◆ WHAT THE TASK ASKS
Word for word, quote all of the material, omitting the pictures.

◆ DATA SHOWN
——————
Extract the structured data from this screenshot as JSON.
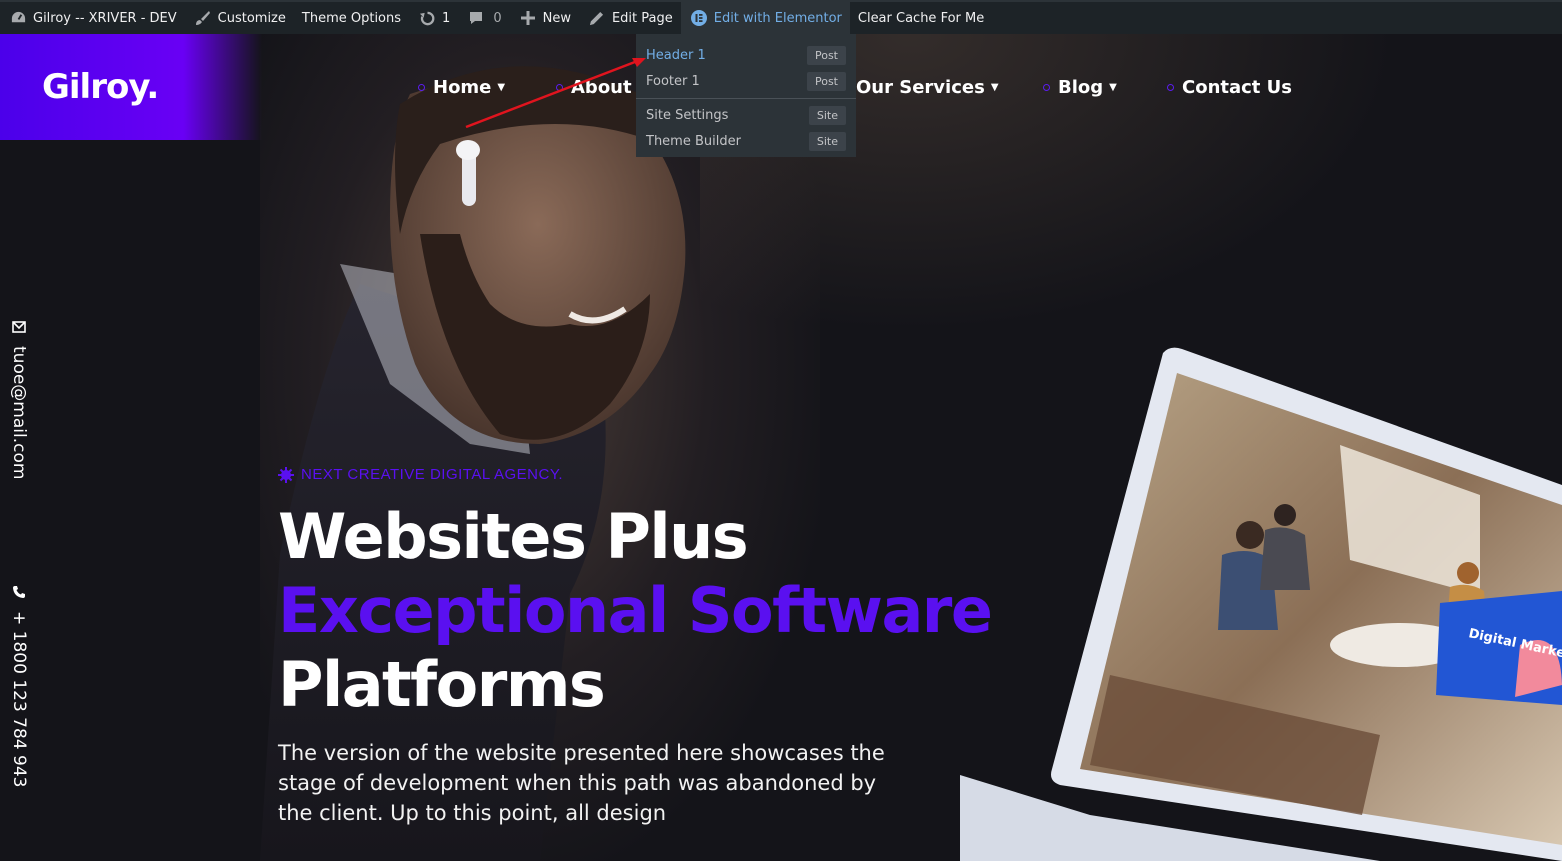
{
  "adminbar": {
    "site_name": "Gilroy -- XRIVER - DEV",
    "customize": "Customize",
    "theme_options": "Theme Options",
    "updates_count": "1",
    "comments_count": "0",
    "new_label": "New",
    "edit_page": "Edit Page",
    "edit_elementor": "Edit with Elementor",
    "clear_cache": "Clear Cache For Me",
    "icons": [
      "dashboard-icon",
      "brush-icon",
      "updates-icon",
      "comments-icon",
      "plus-icon",
      "pencil-icon",
      "elementor-icon"
    ]
  },
  "elementor_menu": {
    "items": [
      {
        "label": "Header 1",
        "tag": "Post"
      },
      {
        "label": "Footer 1",
        "tag": "Post"
      },
      {
        "label": "Site Settings",
        "tag": "Site"
      },
      {
        "label": "Theme Builder",
        "tag": "Site"
      }
    ]
  },
  "logo": "Gilroy.",
  "nav": {
    "home": "Home",
    "about": "About",
    "services": "Our Services",
    "blog": "Blog",
    "contact": "Contact Us"
  },
  "side": {
    "email": "tuoe@mail.com",
    "phone": "+ 1800 123 784 943"
  },
  "hero": {
    "eyebrow": "NEXT CREATIVE DIGITAL AGENCY.",
    "line1": "Websites Plus",
    "line2": "Exceptional Software",
    "line3": "Platforms",
    "lead": "The version of the website presented here showcases the stage of development when this path was abandoned by the client. Up to this point, all design"
  },
  "laptop_screen_text": "Digital Marketing",
  "colors": {
    "accent": "#5a10f0",
    "adminbar": "#1d2327",
    "link_blue": "#72aee6",
    "annotation": "#e0141e"
  }
}
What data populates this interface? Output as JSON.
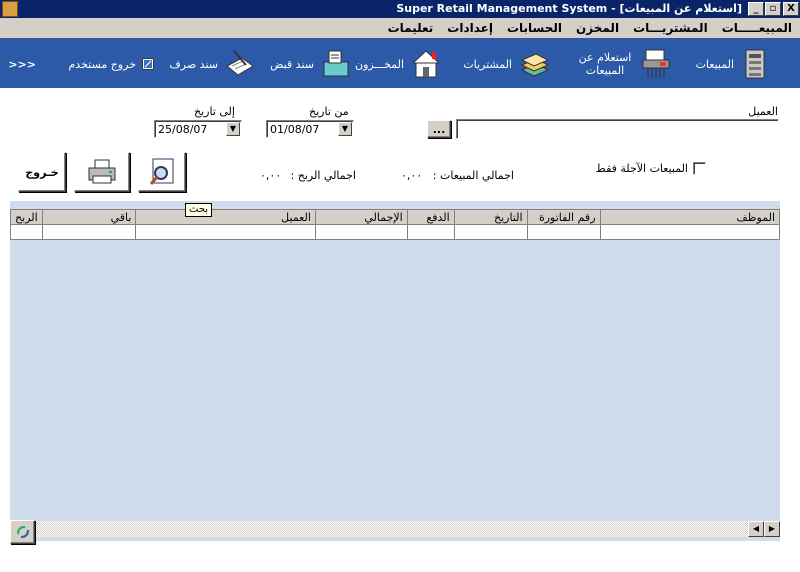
{
  "window": {
    "title": "Super Retail Management System - [استعلام عن المبيعات]",
    "buttons": {
      "minimize": "_",
      "restore": "▫",
      "close": "X"
    }
  },
  "menu": [
    "المبيعـــــات",
    "المشتريـــات",
    "المخزن",
    "الحسابات",
    "إعدادات",
    "تعليمات"
  ],
  "toolbar": {
    "sales": "المبيعات",
    "sales_inquiry": "استعلام عن المبيعات",
    "purchases": "المشتريات",
    "inventory": "المخـــزون",
    "receipt_voucher": "سند قبض",
    "payment_voucher": "سند صرف",
    "logout": "خروج مستخدم",
    "more": "<<<"
  },
  "filters": {
    "customer_label": "العميل",
    "customer_value": "",
    "browse_button": "...",
    "from_date_label": "من تاريخ",
    "from_date": "01/08/07",
    "to_date_label": "إلى تاريخ",
    "to_date": "25/08/07",
    "deferred_only": "المبيعات الآجلة فقط"
  },
  "totals": {
    "total_sales_label": "اجمالي المبيعات :",
    "total_sales_value": "٠,٠٠",
    "total_profit_label": "اجمالي الربح :",
    "total_profit_value": "٠,٠٠"
  },
  "buttons": {
    "exit": "خـروج",
    "search_tooltip": "بحث"
  },
  "grid": {
    "columns": [
      "الموظف",
      "رقم الفاتورة",
      "التاريخ",
      "الدفع",
      "الإجمالي",
      "العميل",
      "باقي",
      "الربح"
    ]
  }
}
——————
◆ TASK RESPONSE
Extract the structured data from this screenshot as JSON.
{
  "adminbar": {
    "site_name": "Gilroy -- XRIVER - DEV",
    "customize": "Customize",
    "theme_options": "Theme Options",
    "updates_count": "1",
    "comments_count": "0",
    "new_label": "New",
    "edit_page": "Edit Page",
    "edit_elementor": "Edit with Elementor",
    "clear_cache": "Clear Cache For Me",
    "icons": [
      "dashboard-icon",
      "brush-icon",
      "updates-icon",
      "comments-icon",
      "plus-icon",
      "pencil-icon",
      "elementor-icon"
    ]
  },
  "elementor_menu": {
    "items": [
      {
        "label": "Header 1",
        "tag": "Post"
      },
      {
        "label": "Footer 1",
        "tag": "Post"
      },
      {
        "label": "Site Settings",
        "tag": "Site"
      },
      {
        "label": "Theme Builder",
        "tag": "Site"
      }
    ]
  },
  "logo": "Gilroy.",
  "nav": {
    "home": "Home",
    "about": "About",
    "services": "Our Services",
    "blog": "Blog",
    "contact": "Contact Us"
  },
  "side": {
    "email": "tuoe@mail.com",
    "phone": "+ 1800 123 784 943"
  },
  "hero": {
    "eyebrow": "NEXT CREATIVE DIGITAL AGENCY.",
    "line1": "Websites Plus",
    "line2": "Exceptional Software",
    "line3": "Platforms",
    "lead": "The version of the website presented here showcases the stage of development when this path was abandoned by the client. Up to this point, all design"
  },
  "laptop_screen_text": "Digital Marketing",
  "colors": {
    "accent": "#5a10f0",
    "adminbar": "#1d2327",
    "link_blue": "#72aee6",
    "annotation": "#e0141e"
  }
}
What data populates this interface? Output as JSON.
{
  "window": {
    "title": "Super Retail Management System - [استعلام عن المبيعات]",
    "buttons": {
      "minimize": "_",
      "restore": "▫",
      "close": "X"
    }
  },
  "menu": [
    "المبيعـــــات",
    "المشتريـــات",
    "المخزن",
    "الحسابات",
    "إعدادات",
    "تعليمات"
  ],
  "toolbar": {
    "sales": "المبيعات",
    "sales_inquiry": "استعلام عن المبيعات",
    "purchases": "المشتريات",
    "inventory": "المخـــزون",
    "receipt_voucher": "سند قبض",
    "payment_voucher": "سند صرف",
    "logout": "خروج مستخدم",
    "more": "<<<"
  },
  "filters": {
    "customer_label": "العميل",
    "customer_value": "",
    "browse_button": "...",
    "from_date_label": "من تاريخ",
    "from_date": "01/08/07",
    "to_date_label": "إلى تاريخ",
    "to_date": "25/08/07",
    "deferred_only": "المبيعات الآجلة فقط"
  },
  "totals": {
    "total_sales_label": "اجمالي المبيعات :",
    "total_sales_value": "٠,٠٠",
    "total_profit_label": "اجمالي الربح :",
    "total_profit_value": "٠,٠٠"
  },
  "buttons": {
    "exit": "خـروج",
    "search_tooltip": "بحث"
  },
  "grid": {
    "columns": [
      "الموظف",
      "رقم الفاتورة",
      "التاريخ",
      "الدفع",
      "الإجمالي",
      "العميل",
      "باقي",
      "الربح"
    ]
  }
}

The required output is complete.